Giorgio Cremaschi, rivolgendosi a chi si è fatto catturare dalla fascinazione delle primarie, denuncia: “Il documento che viene sottoscritto dai candidati alle primarie è vincolante per i loro futuri comportamenti. Ebbene in quel testo è seccamente affermata la volontà di mantenere il fiscal compact e tutti gli impegni assunti da Monti. Cioè l’austerità, si proprio quell’austerità contro la quale siamo scesi in piazza il 14 novembre, non si tocca”. Non la manda a dire il portavoce del Comitato No Debito per anni dirigente sindacale della Fiom “Mi chiedo allora quale sia la ragione che vi fa trascurare un vincolo così rilevante per il paese e in particolare proprio per l’iniziativa sindacale. La più semplice delle risposte è che anche voi alla fine siate d’accordo di mantenere gli impegni di Monti e ciò che ne deriva sul piano del rigore e dell’austerità”.
Ma Cremaschi non è il solo a mettere sull’avviso chi si è accodato al rito di massa delle primarie. Per Mauro Casadio della Rete dei Comunisti le primarie del Pd rivelano come l’effetto Renzi riveli la mutazione genetica nel Pd: “Il risultato di Renzi certifica la svolta a destra della base sociale del Pd, emblematico il risultato nelle regioni “rosse”. E’ la penetrazione del modello berlusconiano nell’area elettorale del Pd. Il resto è teatrino della politica” sintetizza Casadio.

____

● Consegna: Nel brano sulle primarie, perché Cremaschi sostiene che l'austerità "non si tocca"? Rispondi in una-tre frasi. Il listato che segue non è necessario.

____

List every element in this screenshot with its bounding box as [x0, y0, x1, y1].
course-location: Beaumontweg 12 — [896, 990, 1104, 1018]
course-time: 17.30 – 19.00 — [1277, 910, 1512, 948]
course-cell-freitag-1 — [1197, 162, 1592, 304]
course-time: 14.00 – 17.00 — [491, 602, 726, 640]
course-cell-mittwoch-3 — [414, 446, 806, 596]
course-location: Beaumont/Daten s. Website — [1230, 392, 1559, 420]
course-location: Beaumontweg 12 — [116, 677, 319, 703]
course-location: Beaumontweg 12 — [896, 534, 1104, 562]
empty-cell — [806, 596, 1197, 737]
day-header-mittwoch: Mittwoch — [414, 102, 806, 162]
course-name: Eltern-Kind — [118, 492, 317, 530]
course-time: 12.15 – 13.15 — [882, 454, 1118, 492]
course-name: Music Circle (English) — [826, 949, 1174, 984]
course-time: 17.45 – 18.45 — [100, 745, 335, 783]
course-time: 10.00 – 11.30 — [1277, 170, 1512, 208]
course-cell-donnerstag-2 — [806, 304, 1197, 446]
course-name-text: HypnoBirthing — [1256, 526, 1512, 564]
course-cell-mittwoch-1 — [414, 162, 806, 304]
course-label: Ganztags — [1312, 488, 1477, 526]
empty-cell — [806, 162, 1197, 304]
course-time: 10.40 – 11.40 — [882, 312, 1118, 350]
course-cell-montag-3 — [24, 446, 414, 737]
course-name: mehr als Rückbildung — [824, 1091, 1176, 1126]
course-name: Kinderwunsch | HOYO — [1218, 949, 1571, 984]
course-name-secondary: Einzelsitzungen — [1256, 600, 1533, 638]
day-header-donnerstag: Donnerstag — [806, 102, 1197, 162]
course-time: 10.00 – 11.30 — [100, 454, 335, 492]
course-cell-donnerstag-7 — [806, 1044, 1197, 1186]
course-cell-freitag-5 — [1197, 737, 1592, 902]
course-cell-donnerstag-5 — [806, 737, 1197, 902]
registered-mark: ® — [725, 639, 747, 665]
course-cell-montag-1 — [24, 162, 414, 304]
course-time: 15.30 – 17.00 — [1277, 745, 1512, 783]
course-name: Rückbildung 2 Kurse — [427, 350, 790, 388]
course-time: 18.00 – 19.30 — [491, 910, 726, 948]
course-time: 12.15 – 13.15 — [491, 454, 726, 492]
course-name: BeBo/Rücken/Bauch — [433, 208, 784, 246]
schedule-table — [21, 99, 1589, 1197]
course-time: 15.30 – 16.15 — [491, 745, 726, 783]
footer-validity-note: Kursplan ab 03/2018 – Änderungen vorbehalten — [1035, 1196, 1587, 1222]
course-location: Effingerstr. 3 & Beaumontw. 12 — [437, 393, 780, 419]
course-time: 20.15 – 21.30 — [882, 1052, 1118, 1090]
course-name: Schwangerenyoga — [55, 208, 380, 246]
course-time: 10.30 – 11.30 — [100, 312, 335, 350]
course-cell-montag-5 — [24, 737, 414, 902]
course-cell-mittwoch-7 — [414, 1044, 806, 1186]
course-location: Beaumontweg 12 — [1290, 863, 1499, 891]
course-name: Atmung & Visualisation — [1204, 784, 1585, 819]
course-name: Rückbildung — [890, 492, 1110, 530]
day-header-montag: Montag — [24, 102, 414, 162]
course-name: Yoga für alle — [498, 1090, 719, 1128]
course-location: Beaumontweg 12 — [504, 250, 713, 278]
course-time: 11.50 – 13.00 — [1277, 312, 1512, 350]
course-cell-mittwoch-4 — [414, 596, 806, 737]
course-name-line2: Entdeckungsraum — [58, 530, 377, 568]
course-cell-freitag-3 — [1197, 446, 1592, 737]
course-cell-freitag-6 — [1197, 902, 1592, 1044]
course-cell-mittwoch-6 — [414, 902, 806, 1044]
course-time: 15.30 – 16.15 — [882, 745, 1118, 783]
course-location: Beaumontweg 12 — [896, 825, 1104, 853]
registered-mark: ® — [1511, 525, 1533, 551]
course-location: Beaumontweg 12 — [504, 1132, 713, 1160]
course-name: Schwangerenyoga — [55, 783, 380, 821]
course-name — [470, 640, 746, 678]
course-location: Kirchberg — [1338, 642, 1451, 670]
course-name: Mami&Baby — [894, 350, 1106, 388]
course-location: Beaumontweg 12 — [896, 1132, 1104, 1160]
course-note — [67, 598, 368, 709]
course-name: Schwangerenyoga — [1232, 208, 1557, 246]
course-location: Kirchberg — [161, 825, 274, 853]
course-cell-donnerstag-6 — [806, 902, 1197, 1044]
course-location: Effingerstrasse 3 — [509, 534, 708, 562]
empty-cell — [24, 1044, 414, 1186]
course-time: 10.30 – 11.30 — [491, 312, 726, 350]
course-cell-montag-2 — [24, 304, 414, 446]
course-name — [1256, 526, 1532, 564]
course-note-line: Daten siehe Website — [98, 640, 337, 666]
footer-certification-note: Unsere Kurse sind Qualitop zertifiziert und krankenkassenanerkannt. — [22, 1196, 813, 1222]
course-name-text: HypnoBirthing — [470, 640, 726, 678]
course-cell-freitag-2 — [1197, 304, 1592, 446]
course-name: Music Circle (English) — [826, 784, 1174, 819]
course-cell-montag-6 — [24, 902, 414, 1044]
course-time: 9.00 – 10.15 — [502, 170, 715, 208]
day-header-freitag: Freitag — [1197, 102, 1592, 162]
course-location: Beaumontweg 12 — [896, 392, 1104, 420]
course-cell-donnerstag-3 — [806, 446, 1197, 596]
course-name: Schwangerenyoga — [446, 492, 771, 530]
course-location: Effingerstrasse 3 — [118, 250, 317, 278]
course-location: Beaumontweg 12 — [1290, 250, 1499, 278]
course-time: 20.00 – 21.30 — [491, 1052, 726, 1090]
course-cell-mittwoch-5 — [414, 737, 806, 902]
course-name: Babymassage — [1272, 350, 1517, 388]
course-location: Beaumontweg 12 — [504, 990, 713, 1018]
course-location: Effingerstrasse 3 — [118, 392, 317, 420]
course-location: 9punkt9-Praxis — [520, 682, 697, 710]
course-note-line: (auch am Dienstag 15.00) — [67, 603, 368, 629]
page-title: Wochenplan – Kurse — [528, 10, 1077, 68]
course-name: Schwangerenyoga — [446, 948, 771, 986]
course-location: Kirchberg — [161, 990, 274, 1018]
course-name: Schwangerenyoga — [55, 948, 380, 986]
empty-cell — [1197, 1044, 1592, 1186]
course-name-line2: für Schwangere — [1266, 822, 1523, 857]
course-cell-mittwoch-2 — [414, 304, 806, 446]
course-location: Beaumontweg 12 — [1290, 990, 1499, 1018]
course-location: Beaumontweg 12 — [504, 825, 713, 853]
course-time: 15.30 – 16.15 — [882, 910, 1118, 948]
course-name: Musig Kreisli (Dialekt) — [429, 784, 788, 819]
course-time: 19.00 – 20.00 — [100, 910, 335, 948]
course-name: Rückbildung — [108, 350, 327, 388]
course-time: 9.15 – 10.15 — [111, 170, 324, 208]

____

● Risposta scritta: Perché il documento sottoscritto dai candidati alle primarie è vincolante per i loro comportamenti futuri. In quel testo è affermata seccamente la volontà di mantenere il fiscal compact e tutti gli impegni assunti da Monti.